>> Begin PROVIDED DATA

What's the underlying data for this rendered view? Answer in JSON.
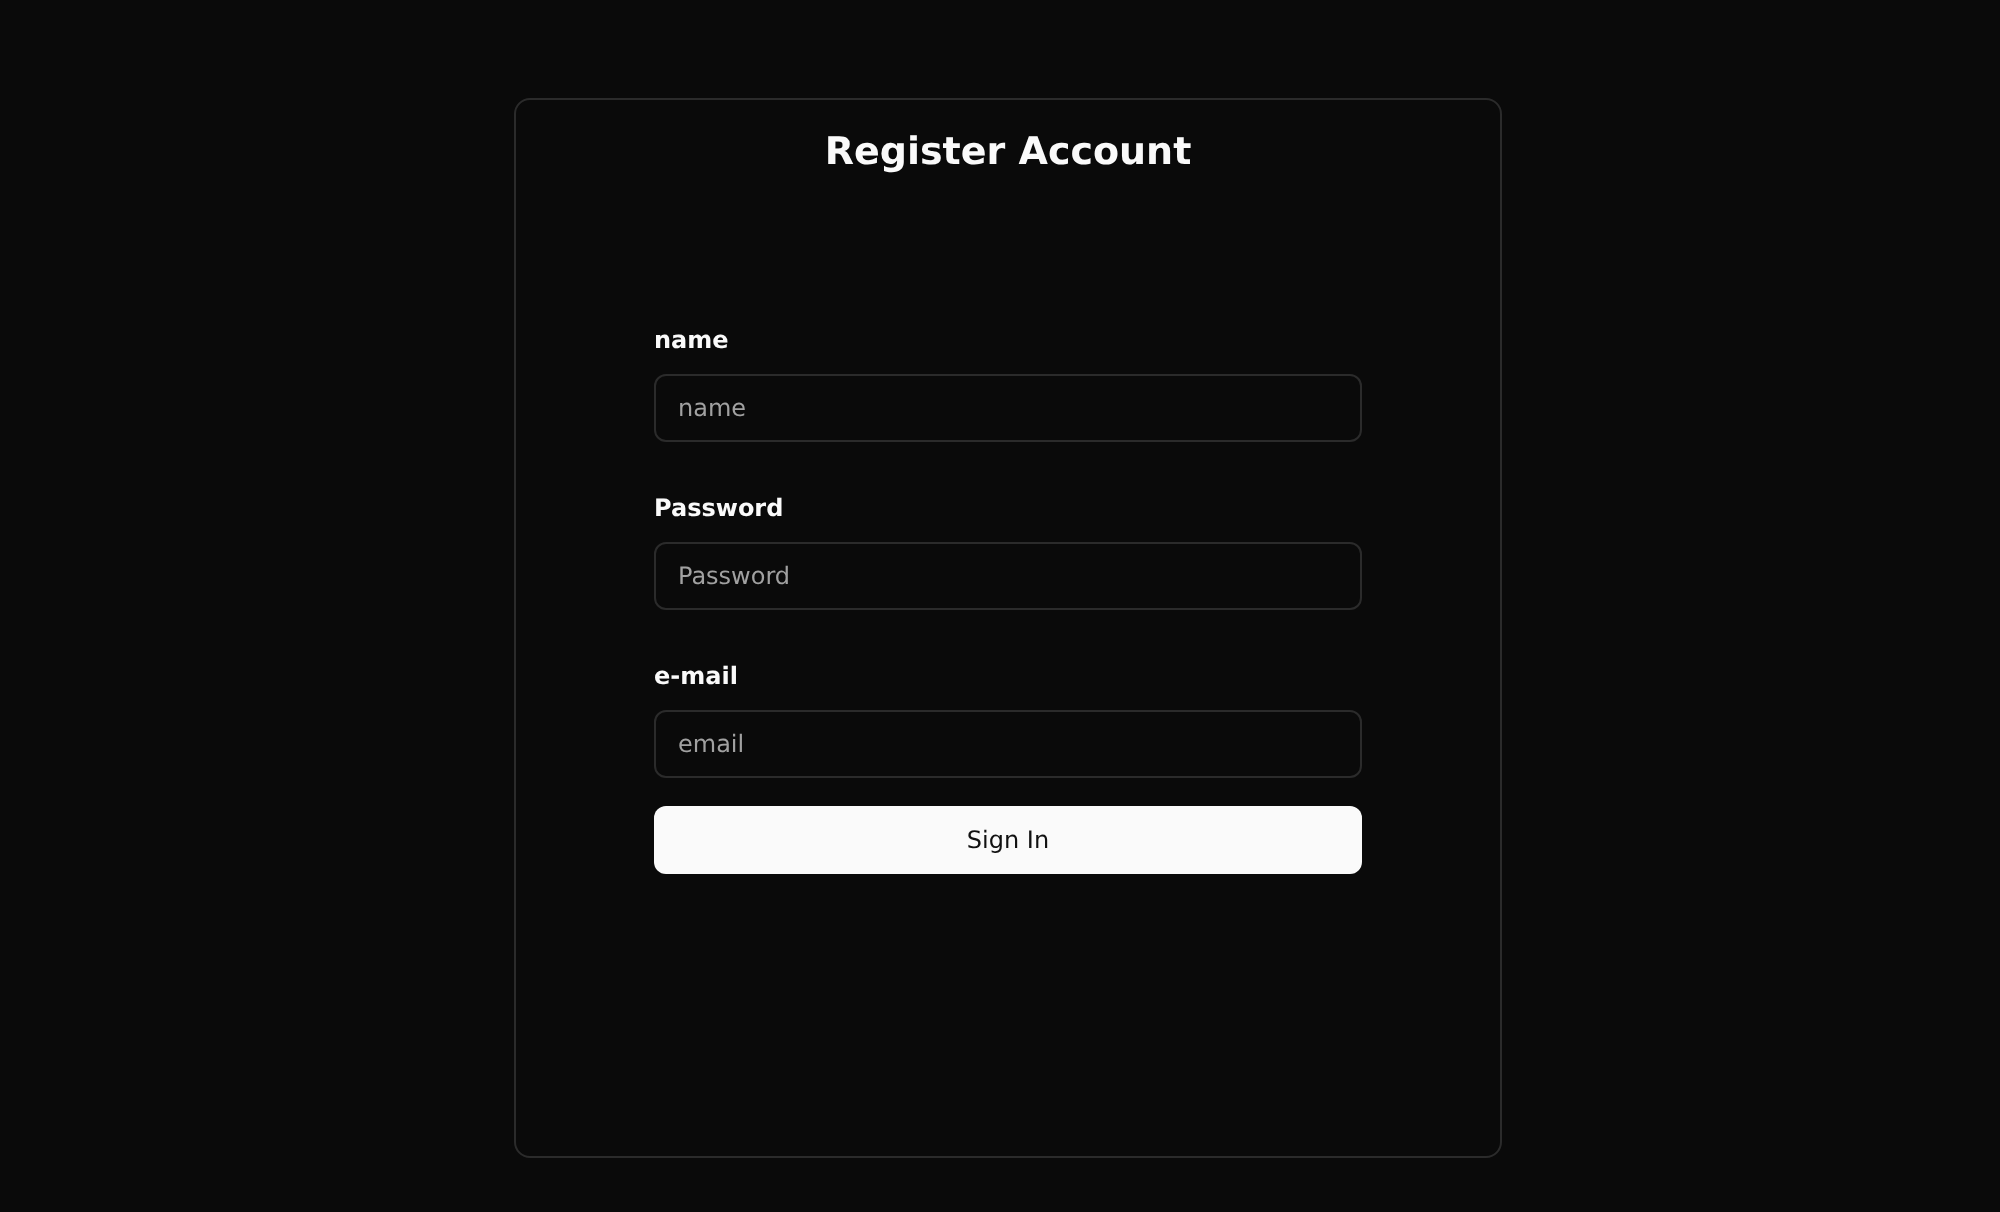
{
  "title": "Register Account",
  "fields": [
    {
      "label": "name",
      "placeholder": "name"
    },
    {
      "label": "Password",
      "placeholder": "Password"
    },
    {
      "label": "e-mail",
      "placeholder": "email"
    }
  ],
  "button": "Sign In"
}
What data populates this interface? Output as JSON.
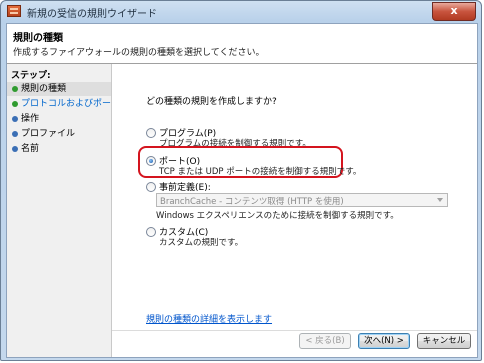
{
  "window": {
    "title": "新規の受信の規則ウイザード",
    "close_glyph": "x"
  },
  "header": {
    "title": "規則の種類",
    "description": "作成するファイアウォールの規則の種類を選択してください。"
  },
  "steps": {
    "title": "ステップ:",
    "items": [
      {
        "label": "規則の種類"
      },
      {
        "label": "プロトコルおよびポート"
      },
      {
        "label": "操作"
      },
      {
        "label": "プロファイル"
      },
      {
        "label": "名前"
      }
    ]
  },
  "main": {
    "question": "どの種類の規則を作成しますか?",
    "options": {
      "program": {
        "label": "プログラム(P)",
        "description": "プログラムの接続を制御する規則です。"
      },
      "port": {
        "label": "ポート(O)",
        "description": "TCP または UDP ポートの接続を制御する規則です。"
      },
      "predefined": {
        "label": "事前定義(E):",
        "dropdown_value": "BranchCache - コンテンツ取得 (HTTP を使用)",
        "description": "Windows エクスペリエンスのために接続を制御する規則です。"
      },
      "custom": {
        "label": "カスタム(C)",
        "description": "カスタムの規則です。"
      }
    },
    "selected_option": "port",
    "learn_more_link": "規則の種類の詳細を表示します"
  },
  "buttons": {
    "back": "< 戻る(B)",
    "next": "次へ(N) >",
    "cancel": "キャンセル"
  }
}
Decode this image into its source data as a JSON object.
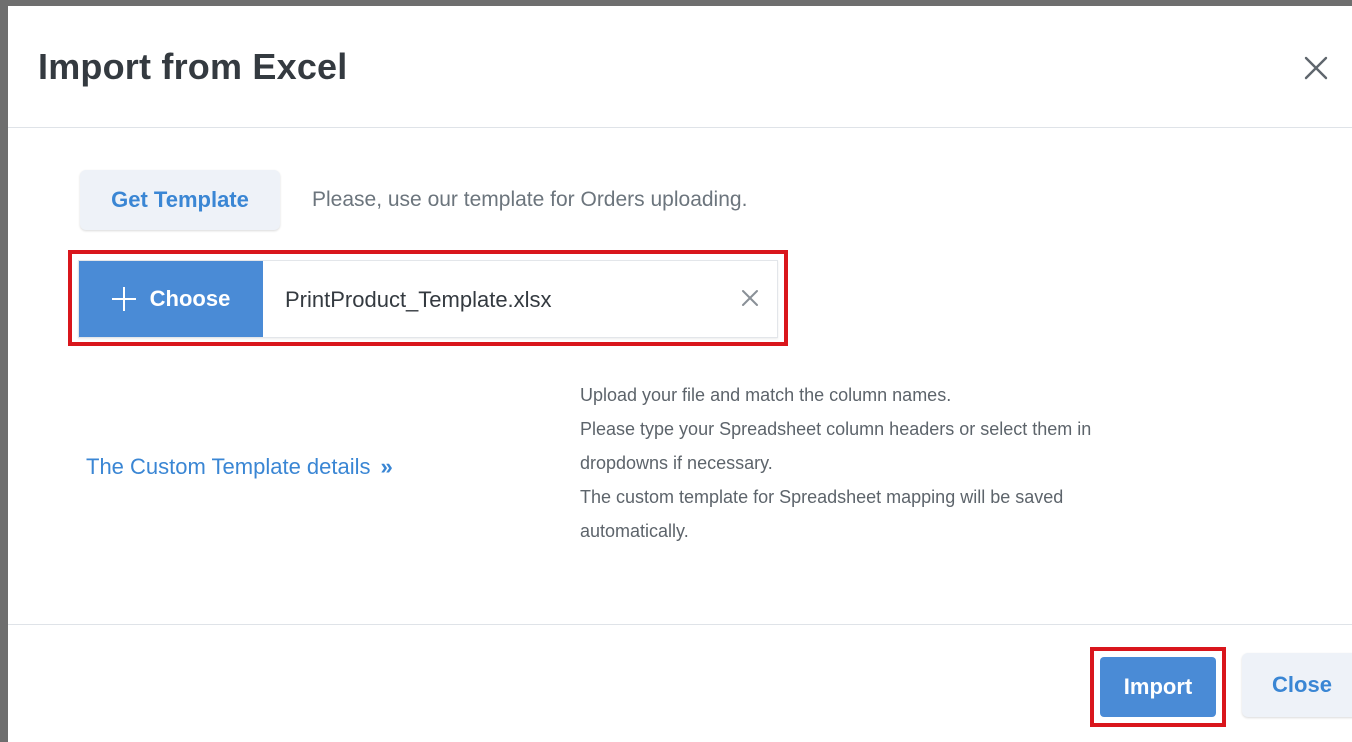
{
  "dialog": {
    "title": "Import from Excel"
  },
  "template": {
    "button_label": "Get Template",
    "hint": "Please, use our template for Orders uploading."
  },
  "upload": {
    "choose_label": "Choose",
    "file_name": "PrintProduct_Template.xlsx"
  },
  "custom_template": {
    "link_label": "The Custom Template details",
    "link_chevron": "»",
    "info_lines": [
      "Upload your file and match the column names.",
      "Please type your Spreadsheet column headers or select them in",
      "dropdowns if necessary.",
      "The custom template for Spreadsheet mapping will be saved",
      "automatically."
    ]
  },
  "footer": {
    "import_label": "Import",
    "close_label": "Close"
  },
  "colors": {
    "accent": "#4a8bd6",
    "link": "#3a86d4",
    "highlight": "#d9161c",
    "secondary_button_bg": "#eef2f8"
  },
  "icons": {
    "close": "close-icon",
    "plus": "plus-icon",
    "clear": "clear-file-icon"
  }
}
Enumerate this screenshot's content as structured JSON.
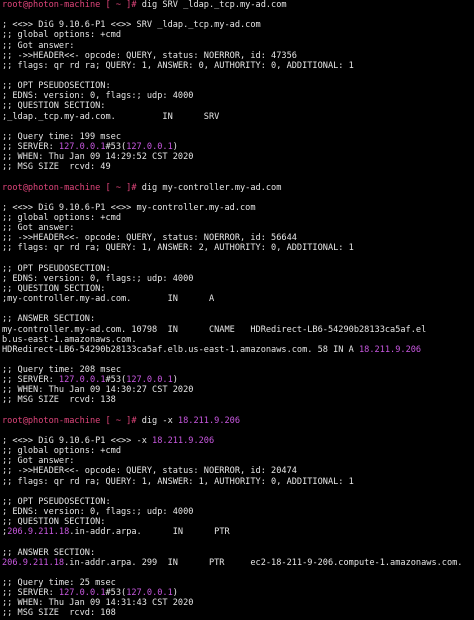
{
  "lines": [
    {
      "segs": [
        {
          "t": "root@photon-machine [ ~ ]# ",
          "c": "prompt"
        },
        {
          "t": "dig SRV _ldap._tcp.my-ad.com"
        }
      ]
    },
    {
      "segs": [
        {
          "t": ""
        }
      ]
    },
    {
      "segs": [
        {
          "t": "; <<>> DiG 9.10.6-P1 <<>> SRV _ldap._tcp.my-ad.com"
        }
      ]
    },
    {
      "segs": [
        {
          "t": ";; global options: +cmd"
        }
      ]
    },
    {
      "segs": [
        {
          "t": ";; Got answer:"
        }
      ]
    },
    {
      "segs": [
        {
          "t": ";; ->>HEADER<<- opcode: QUERY, status: NOERROR, id: 47356"
        }
      ]
    },
    {
      "segs": [
        {
          "t": ";; flags: qr rd ra; QUERY: 1, ANSWER: 0, AUTHORITY: 0, ADDITIONAL: 1"
        }
      ]
    },
    {
      "segs": [
        {
          "t": ""
        }
      ]
    },
    {
      "segs": [
        {
          "t": ";; OPT PSEUDOSECTION:"
        }
      ]
    },
    {
      "segs": [
        {
          "t": "; EDNS: version: 0, flags:; udp: 4000"
        }
      ]
    },
    {
      "segs": [
        {
          "t": ";; QUESTION SECTION:"
        }
      ]
    },
    {
      "segs": [
        {
          "t": ";_ldap._tcp.my-ad.com.         IN      SRV"
        }
      ]
    },
    {
      "segs": [
        {
          "t": ""
        }
      ]
    },
    {
      "segs": [
        {
          "t": ";; Query time: 199 msec"
        }
      ]
    },
    {
      "segs": [
        {
          "t": ";; SERVER: "
        },
        {
          "t": "127.0.0.1",
          "c": "ip"
        },
        {
          "t": "#53("
        },
        {
          "t": "127.0.0.1",
          "c": "ip"
        },
        {
          "t": ")"
        }
      ]
    },
    {
      "segs": [
        {
          "t": ";; WHEN: Thu Jan 09 14:29:52 CST 2020"
        }
      ]
    },
    {
      "segs": [
        {
          "t": ";; MSG SIZE  rcvd: 49"
        }
      ]
    },
    {
      "segs": [
        {
          "t": ""
        }
      ]
    },
    {
      "segs": [
        {
          "t": "root@photon-machine [ ~ ]# ",
          "c": "prompt"
        },
        {
          "t": "dig my-controller.my-ad.com"
        }
      ]
    },
    {
      "segs": [
        {
          "t": ""
        }
      ]
    },
    {
      "segs": [
        {
          "t": "; <<>> DiG 9.10.6-P1 <<>> my-controller.my-ad.com"
        }
      ]
    },
    {
      "segs": [
        {
          "t": ";; global options: +cmd"
        }
      ]
    },
    {
      "segs": [
        {
          "t": ";; Got answer:"
        }
      ]
    },
    {
      "segs": [
        {
          "t": ";; ->>HEADER<<- opcode: QUERY, status: NOERROR, id: 56644"
        }
      ]
    },
    {
      "segs": [
        {
          "t": ";; flags: qr rd ra; QUERY: 1, ANSWER: 2, AUTHORITY: 0, ADDITIONAL: 1"
        }
      ]
    },
    {
      "segs": [
        {
          "t": ""
        }
      ]
    },
    {
      "segs": [
        {
          "t": ";; OPT PSEUDOSECTION:"
        }
      ]
    },
    {
      "segs": [
        {
          "t": "; EDNS: version: 0, flags:; udp: 4000"
        }
      ]
    },
    {
      "segs": [
        {
          "t": ";; QUESTION SECTION:"
        }
      ]
    },
    {
      "segs": [
        {
          "t": ";my-controller.my-ad.com.       IN      A"
        }
      ]
    },
    {
      "segs": [
        {
          "t": ""
        }
      ]
    },
    {
      "segs": [
        {
          "t": ";; ANSWER SECTION:"
        }
      ]
    },
    {
      "segs": [
        {
          "t": "my-controller.my-ad.com. 10798  IN      CNAME   HDRedirect-LB6-54290b28133ca5af.el"
        }
      ]
    },
    {
      "segs": [
        {
          "t": "b.us-east-1.amazonaws.com."
        }
      ]
    },
    {
      "segs": [
        {
          "t": "HDRedirect-LB6-54290b28133ca5af.elb.us-east-1.amazonaws.com. 58 IN A "
        },
        {
          "t": "18.211.9.206",
          "c": "ip"
        }
      ]
    },
    {
      "segs": [
        {
          "t": ""
        }
      ]
    },
    {
      "segs": [
        {
          "t": ";; Query time: 208 msec"
        }
      ]
    },
    {
      "segs": [
        {
          "t": ";; SERVER: "
        },
        {
          "t": "127.0.0.1",
          "c": "ip"
        },
        {
          "t": "#53("
        },
        {
          "t": "127.0.0.1",
          "c": "ip"
        },
        {
          "t": ")"
        }
      ]
    },
    {
      "segs": [
        {
          "t": ";; WHEN: Thu Jan 09 14:30:27 CST 2020"
        }
      ]
    },
    {
      "segs": [
        {
          "t": ";; MSG SIZE  rcvd: 138"
        }
      ]
    },
    {
      "segs": [
        {
          "t": ""
        }
      ]
    },
    {
      "segs": [
        {
          "t": "root@photon-machine [ ~ ]# ",
          "c": "prompt"
        },
        {
          "t": "dig -x "
        },
        {
          "t": "18.211.9.206",
          "c": "ip"
        }
      ]
    },
    {
      "segs": [
        {
          "t": ""
        }
      ]
    },
    {
      "segs": [
        {
          "t": "; <<>> DiG 9.10.6-P1 <<>> -x "
        },
        {
          "t": "18.211.9.206",
          "c": "ip"
        }
      ]
    },
    {
      "segs": [
        {
          "t": ";; global options: +cmd"
        }
      ]
    },
    {
      "segs": [
        {
          "t": ";; Got answer:"
        }
      ]
    },
    {
      "segs": [
        {
          "t": ";; ->>HEADER<<- opcode: QUERY, status: NOERROR, id: 20474"
        }
      ]
    },
    {
      "segs": [
        {
          "t": ";; flags: qr rd ra; QUERY: 1, ANSWER: 1, AUTHORITY: 0, ADDITIONAL: 1"
        }
      ]
    },
    {
      "segs": [
        {
          "t": ""
        }
      ]
    },
    {
      "segs": [
        {
          "t": ";; OPT PSEUDOSECTION:"
        }
      ]
    },
    {
      "segs": [
        {
          "t": "; EDNS: version: 0, flags:; udp: 4000"
        }
      ]
    },
    {
      "segs": [
        {
          "t": ";; QUESTION SECTION:"
        }
      ]
    },
    {
      "segs": [
        {
          "t": ";"
        },
        {
          "t": "206.9.211.18",
          "c": "ip"
        },
        {
          "t": ".in-addr.arpa.      IN      PTR"
        }
      ]
    },
    {
      "segs": [
        {
          "t": ""
        }
      ]
    },
    {
      "segs": [
        {
          "t": ";; ANSWER SECTION:"
        }
      ]
    },
    {
      "segs": [
        {
          "t": "206.9.211.18",
          "c": "ip"
        },
        {
          "t": ".in-addr.arpa. 299  IN      PTR     ec2-18-211-9-206.compute-1.amazonaws.com."
        }
      ]
    },
    {
      "segs": [
        {
          "t": ""
        }
      ]
    },
    {
      "segs": [
        {
          "t": ";; Query time: 25 msec"
        }
      ]
    },
    {
      "segs": [
        {
          "t": ";; SERVER: "
        },
        {
          "t": "127.0.0.1",
          "c": "ip"
        },
        {
          "t": "#53("
        },
        {
          "t": "127.0.0.1",
          "c": "ip"
        },
        {
          "t": ")"
        }
      ]
    },
    {
      "segs": [
        {
          "t": ";; WHEN: Thu Jan 09 14:31:43 CST 2020"
        }
      ]
    },
    {
      "segs": [
        {
          "t": ";; MSG SIZE  rcvd: 108"
        }
      ]
    },
    {
      "segs": [
        {
          "t": ""
        }
      ]
    },
    {
      "segs": [
        {
          "t": "root@photon-machine [ ~ ]# ",
          "c": "prompt"
        },
        {
          "t": "",
          "c": "cursor"
        }
      ]
    }
  ],
  "colors": {
    "background": "#000000",
    "foreground": "#e6e6e6",
    "prompt": "#e0457b",
    "ip_highlight": "#c858e0"
  }
}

>> End PROVIDED DATA

**YOUR GOAL:** Of the lines in the entries above, how many include "rcvd"? Only the number should be given.

**TASK ANSWER:** 3